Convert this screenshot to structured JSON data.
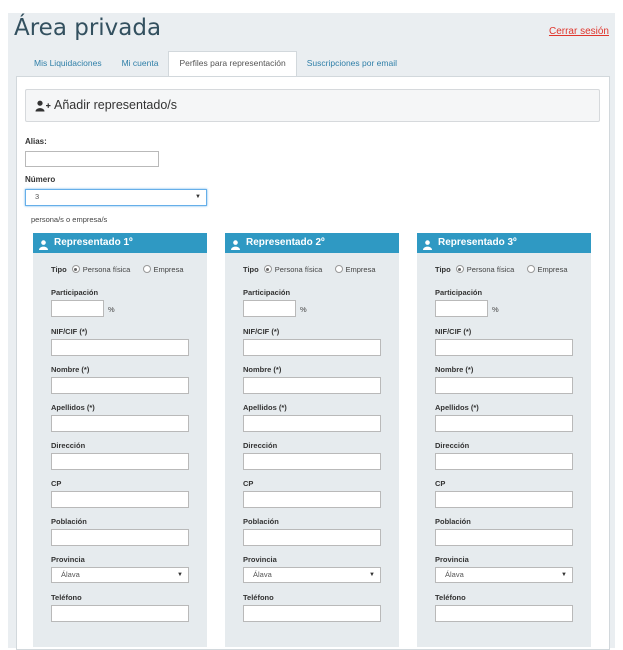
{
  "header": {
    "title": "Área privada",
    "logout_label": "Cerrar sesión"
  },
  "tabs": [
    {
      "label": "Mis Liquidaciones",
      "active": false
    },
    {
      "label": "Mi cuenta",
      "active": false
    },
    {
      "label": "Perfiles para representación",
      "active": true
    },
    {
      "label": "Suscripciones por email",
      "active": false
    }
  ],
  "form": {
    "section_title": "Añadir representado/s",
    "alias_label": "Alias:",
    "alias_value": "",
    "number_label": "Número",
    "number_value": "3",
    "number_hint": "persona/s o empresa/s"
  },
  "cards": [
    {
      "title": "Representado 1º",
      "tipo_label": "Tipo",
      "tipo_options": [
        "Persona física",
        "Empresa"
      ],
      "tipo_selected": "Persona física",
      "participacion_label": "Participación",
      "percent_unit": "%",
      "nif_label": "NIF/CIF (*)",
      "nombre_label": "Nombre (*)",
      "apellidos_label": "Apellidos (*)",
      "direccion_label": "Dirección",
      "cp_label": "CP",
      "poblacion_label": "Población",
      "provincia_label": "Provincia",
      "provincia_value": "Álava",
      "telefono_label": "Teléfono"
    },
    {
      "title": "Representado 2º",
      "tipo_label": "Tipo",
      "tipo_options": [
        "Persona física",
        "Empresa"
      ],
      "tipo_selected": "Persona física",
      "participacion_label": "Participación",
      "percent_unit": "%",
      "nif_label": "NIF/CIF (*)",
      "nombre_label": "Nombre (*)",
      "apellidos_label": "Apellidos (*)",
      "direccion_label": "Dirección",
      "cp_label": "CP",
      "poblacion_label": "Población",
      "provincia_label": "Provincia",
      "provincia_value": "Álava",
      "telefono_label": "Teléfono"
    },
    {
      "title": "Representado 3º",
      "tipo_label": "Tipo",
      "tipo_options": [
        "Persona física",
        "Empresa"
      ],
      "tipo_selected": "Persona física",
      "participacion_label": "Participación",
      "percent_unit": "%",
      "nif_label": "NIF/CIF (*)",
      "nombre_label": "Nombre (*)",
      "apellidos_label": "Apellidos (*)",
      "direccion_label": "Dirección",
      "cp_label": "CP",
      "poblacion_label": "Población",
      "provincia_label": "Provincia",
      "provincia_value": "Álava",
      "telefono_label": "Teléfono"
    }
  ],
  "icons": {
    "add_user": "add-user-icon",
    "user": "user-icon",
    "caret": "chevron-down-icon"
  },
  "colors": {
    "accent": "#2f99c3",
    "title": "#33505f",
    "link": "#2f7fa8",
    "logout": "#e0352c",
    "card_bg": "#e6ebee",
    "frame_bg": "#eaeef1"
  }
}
==
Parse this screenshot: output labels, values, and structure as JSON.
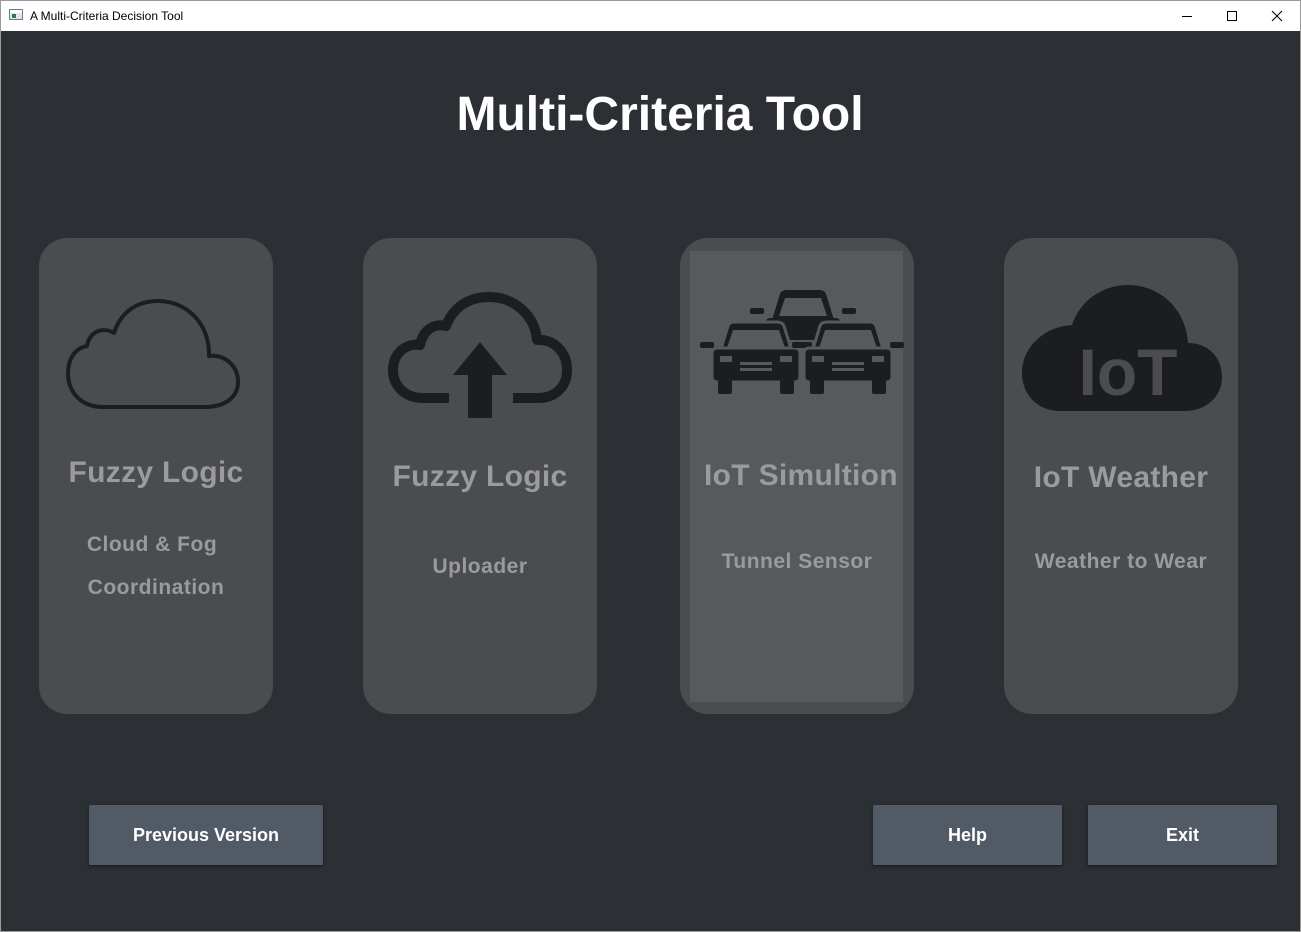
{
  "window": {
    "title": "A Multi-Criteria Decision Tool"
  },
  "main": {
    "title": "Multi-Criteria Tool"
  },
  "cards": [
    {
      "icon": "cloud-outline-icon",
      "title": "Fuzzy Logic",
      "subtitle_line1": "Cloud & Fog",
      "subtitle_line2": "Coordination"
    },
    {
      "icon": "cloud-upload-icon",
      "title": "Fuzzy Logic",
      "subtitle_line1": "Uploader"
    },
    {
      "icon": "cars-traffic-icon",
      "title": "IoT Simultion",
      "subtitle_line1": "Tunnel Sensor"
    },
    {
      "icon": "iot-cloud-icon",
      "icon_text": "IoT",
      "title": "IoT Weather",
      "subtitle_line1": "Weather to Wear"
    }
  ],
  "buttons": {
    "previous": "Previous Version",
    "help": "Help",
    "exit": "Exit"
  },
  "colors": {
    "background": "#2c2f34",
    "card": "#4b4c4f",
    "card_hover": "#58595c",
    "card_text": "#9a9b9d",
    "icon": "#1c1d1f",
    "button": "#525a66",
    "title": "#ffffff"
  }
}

PROBLEM:
In the entries above, identify every line with the word "JSON". Copy those lines.

WORKED SOLUTION:
Convert this screenshot to structured JSON data.
Parse this screenshot: output labels, values, and structure as JSON.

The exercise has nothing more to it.